Report how many lines below contain the word "title", and give only that number.

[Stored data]

+++

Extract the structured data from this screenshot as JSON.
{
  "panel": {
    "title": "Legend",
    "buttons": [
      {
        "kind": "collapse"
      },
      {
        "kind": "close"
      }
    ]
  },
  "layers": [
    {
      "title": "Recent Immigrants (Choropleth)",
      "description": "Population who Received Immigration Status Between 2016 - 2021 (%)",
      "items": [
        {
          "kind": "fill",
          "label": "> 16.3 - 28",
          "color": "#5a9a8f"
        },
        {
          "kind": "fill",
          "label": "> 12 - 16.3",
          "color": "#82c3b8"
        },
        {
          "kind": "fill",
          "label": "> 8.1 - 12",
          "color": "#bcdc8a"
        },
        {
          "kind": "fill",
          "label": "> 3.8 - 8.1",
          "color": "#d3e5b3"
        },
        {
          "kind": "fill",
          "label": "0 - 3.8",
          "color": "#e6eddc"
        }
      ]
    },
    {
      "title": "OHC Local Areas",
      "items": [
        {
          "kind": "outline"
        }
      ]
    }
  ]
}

+++

▶ Worked solution: 3